═════ EXTRAITS DES DONNÉES

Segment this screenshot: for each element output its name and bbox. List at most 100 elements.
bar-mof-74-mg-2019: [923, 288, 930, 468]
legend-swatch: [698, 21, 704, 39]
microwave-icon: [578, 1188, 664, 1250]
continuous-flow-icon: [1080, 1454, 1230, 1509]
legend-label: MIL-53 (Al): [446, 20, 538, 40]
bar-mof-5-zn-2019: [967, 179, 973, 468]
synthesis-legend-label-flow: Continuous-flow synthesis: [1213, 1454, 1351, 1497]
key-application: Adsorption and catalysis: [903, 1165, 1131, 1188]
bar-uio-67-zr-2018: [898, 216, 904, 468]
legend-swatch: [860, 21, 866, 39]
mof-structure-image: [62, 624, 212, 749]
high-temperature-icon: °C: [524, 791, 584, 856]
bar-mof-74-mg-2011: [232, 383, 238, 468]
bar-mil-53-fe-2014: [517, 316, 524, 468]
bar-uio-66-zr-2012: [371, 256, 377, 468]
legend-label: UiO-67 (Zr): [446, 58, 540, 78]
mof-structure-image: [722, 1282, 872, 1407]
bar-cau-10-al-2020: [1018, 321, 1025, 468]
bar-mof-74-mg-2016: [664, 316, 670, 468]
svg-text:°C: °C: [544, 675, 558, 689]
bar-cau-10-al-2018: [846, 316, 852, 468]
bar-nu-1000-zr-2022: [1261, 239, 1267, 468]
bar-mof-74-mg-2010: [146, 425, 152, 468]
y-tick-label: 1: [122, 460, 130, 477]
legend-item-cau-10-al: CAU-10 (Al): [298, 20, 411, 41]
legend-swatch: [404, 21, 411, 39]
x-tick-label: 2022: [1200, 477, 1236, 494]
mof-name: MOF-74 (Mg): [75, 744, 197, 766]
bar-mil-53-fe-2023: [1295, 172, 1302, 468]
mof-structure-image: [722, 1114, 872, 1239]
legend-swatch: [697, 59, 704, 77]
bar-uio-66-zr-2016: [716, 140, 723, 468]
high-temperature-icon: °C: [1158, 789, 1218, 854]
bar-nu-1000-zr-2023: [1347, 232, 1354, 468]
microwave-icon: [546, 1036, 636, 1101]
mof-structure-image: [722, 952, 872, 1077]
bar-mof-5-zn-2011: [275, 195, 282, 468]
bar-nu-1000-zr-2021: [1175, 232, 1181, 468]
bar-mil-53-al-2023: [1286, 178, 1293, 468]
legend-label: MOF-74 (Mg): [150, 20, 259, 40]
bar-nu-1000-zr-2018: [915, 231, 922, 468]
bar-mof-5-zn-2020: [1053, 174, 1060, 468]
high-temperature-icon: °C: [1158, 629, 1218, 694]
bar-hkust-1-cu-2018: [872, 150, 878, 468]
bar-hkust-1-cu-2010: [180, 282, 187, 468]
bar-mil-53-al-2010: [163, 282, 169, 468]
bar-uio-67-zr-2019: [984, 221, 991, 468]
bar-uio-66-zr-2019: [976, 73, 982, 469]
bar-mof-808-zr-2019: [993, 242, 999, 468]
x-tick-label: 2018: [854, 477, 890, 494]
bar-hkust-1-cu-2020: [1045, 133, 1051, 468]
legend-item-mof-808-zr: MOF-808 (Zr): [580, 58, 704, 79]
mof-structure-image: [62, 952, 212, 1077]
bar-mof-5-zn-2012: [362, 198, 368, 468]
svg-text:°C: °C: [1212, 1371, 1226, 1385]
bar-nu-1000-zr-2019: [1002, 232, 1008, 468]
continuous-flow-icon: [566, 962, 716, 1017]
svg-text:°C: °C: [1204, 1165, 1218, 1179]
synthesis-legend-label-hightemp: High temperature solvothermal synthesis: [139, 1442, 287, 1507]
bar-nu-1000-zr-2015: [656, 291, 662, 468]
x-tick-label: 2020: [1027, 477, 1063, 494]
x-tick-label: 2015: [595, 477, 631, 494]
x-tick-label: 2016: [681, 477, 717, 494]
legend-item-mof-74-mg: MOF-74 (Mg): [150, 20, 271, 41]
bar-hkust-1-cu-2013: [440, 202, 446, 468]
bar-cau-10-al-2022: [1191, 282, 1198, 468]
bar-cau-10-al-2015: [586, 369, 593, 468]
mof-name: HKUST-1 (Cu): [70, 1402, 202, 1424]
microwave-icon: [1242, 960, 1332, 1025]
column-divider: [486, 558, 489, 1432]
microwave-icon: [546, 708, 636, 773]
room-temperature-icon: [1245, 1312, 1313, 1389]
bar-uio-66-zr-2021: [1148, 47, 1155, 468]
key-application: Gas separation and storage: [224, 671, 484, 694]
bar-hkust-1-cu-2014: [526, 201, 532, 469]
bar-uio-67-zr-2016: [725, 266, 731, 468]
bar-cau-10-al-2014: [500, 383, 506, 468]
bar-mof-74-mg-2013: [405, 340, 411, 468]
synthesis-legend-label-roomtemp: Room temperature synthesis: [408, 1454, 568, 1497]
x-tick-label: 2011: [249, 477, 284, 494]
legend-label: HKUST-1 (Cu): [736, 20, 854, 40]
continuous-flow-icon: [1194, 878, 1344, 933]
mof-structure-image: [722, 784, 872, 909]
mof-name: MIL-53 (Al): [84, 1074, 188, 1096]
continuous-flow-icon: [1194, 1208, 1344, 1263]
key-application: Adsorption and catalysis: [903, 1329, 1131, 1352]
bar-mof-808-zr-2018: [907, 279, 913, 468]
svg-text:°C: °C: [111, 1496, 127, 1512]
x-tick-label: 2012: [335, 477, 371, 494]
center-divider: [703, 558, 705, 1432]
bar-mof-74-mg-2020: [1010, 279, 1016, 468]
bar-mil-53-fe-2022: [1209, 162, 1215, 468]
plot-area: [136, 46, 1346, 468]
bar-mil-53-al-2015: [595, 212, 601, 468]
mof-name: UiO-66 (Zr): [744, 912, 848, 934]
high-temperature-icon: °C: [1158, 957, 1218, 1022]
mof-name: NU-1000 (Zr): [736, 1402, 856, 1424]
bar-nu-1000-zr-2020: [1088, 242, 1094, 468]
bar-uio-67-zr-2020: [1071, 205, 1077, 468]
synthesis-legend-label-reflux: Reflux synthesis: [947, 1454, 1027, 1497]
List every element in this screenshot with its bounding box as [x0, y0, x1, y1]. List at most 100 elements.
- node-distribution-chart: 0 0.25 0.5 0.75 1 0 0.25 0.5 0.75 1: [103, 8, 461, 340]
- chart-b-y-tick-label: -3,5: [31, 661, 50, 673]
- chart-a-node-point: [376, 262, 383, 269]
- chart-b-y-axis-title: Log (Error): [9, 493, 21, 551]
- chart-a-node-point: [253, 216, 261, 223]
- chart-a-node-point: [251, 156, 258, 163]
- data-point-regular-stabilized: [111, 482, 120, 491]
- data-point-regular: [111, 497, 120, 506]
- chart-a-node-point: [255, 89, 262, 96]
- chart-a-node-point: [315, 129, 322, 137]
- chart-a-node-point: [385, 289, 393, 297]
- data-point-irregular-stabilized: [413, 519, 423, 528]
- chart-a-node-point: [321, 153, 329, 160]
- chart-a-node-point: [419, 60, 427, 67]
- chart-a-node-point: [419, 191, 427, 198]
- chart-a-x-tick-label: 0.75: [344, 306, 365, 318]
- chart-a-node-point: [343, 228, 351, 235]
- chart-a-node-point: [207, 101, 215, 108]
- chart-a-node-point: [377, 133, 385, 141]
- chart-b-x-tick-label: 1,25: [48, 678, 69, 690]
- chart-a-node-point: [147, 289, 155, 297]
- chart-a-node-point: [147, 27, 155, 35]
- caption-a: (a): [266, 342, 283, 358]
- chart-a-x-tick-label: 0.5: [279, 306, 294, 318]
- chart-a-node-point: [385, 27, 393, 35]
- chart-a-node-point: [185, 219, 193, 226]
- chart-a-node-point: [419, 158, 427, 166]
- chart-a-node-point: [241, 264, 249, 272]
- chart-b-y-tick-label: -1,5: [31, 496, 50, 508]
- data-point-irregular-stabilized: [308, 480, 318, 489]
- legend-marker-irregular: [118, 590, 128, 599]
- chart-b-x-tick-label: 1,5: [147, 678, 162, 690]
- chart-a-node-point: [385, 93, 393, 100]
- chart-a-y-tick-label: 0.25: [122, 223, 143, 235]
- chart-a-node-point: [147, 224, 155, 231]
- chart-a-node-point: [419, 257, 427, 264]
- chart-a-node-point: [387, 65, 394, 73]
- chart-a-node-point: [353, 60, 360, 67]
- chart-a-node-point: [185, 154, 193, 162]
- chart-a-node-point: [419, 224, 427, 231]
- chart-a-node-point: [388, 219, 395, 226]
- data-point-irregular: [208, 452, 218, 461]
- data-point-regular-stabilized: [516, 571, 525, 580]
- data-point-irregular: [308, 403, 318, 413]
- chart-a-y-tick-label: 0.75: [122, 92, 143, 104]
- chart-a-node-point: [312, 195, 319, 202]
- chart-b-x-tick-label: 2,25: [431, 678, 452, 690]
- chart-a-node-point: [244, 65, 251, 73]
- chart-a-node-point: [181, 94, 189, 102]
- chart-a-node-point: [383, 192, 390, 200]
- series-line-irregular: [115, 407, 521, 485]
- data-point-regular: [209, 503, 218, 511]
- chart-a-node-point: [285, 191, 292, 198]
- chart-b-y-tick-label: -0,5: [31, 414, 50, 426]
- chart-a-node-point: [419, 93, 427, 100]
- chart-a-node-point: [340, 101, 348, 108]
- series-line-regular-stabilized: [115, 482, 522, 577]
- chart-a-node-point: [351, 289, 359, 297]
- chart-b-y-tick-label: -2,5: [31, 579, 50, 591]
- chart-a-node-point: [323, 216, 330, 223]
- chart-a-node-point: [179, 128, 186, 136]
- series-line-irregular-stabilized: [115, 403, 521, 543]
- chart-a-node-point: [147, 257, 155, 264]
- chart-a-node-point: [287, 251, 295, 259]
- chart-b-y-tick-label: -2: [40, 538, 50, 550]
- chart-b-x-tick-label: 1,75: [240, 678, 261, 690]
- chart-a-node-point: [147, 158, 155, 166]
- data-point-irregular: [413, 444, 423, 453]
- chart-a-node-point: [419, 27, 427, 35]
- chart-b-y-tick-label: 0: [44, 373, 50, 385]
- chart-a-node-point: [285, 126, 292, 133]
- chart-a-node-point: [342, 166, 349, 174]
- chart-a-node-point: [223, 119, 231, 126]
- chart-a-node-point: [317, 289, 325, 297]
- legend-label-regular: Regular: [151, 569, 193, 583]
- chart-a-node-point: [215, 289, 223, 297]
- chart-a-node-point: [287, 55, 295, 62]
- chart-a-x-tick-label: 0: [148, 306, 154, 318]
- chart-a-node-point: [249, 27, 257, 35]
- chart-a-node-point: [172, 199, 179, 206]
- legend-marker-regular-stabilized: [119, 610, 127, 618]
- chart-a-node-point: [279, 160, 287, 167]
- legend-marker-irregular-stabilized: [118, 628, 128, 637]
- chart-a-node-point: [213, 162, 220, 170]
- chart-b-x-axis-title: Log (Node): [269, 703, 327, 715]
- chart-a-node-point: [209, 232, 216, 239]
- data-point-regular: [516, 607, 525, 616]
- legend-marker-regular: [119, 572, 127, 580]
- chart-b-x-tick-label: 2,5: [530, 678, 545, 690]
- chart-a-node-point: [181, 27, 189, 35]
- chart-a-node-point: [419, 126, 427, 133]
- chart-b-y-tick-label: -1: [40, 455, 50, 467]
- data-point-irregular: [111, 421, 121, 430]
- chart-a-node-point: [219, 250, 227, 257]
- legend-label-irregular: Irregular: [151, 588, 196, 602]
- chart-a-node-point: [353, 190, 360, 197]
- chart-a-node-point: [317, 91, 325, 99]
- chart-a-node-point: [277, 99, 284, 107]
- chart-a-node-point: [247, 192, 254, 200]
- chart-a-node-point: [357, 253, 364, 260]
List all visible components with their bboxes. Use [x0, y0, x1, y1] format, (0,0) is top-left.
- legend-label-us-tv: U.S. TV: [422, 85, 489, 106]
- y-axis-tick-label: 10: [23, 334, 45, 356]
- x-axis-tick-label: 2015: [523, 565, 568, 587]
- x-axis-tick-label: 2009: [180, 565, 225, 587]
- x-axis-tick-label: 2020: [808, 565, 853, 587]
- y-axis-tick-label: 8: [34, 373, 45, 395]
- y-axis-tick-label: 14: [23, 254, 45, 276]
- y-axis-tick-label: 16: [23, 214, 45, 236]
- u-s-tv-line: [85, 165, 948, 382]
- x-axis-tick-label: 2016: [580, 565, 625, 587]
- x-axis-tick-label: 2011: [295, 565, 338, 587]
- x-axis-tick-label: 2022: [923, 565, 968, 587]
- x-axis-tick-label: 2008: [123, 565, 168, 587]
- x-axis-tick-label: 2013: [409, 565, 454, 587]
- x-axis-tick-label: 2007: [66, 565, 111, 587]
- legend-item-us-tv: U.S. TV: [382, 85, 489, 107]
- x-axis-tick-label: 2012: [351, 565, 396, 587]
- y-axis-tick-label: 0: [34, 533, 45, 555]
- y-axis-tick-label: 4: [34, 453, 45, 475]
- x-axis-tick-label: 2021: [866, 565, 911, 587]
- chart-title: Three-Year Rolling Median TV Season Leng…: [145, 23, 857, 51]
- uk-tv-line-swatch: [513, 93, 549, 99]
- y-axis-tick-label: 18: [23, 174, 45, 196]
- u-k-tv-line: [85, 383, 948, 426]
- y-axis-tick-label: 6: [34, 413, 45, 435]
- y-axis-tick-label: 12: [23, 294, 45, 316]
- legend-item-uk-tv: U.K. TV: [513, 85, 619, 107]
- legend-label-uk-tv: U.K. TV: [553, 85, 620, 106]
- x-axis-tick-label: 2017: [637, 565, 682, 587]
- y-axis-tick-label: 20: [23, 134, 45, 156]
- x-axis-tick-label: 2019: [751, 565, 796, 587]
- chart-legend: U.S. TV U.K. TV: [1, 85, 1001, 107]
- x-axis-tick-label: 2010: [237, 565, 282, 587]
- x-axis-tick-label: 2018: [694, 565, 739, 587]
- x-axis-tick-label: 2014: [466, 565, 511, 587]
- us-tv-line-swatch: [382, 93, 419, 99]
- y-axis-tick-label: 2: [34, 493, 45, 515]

══════════

— CONSIGNE —
Recopiez sans rien changer les lignes du listing ci-dessus, depuis la première jusqu'à celle qui contient « high-temperature-icon: °C: [524, 791, 584, 856] », cette dernière comprise.

— RÉSULTAT —
Segment this screenshot: for each element output its name and bbox. List at most 100 elements.
bar-mof-74-mg-2019: [923, 288, 930, 468]
legend-swatch: [698, 21, 704, 39]
microwave-icon: [578, 1188, 664, 1250]
continuous-flow-icon: [1080, 1454, 1230, 1509]
legend-label: MIL-53 (Al): [446, 20, 538, 40]
bar-mof-5-zn-2019: [967, 179, 973, 468]
synthesis-legend-label-flow: Continuous-flow synthesis: [1213, 1454, 1351, 1497]
key-application: Adsorption and catalysis: [903, 1165, 1131, 1188]
bar-uio-67-zr-2018: [898, 216, 904, 468]
legend-swatch: [860, 21, 866, 39]
mof-structure-image: [62, 624, 212, 749]
high-temperature-icon: °C: [524, 791, 584, 856]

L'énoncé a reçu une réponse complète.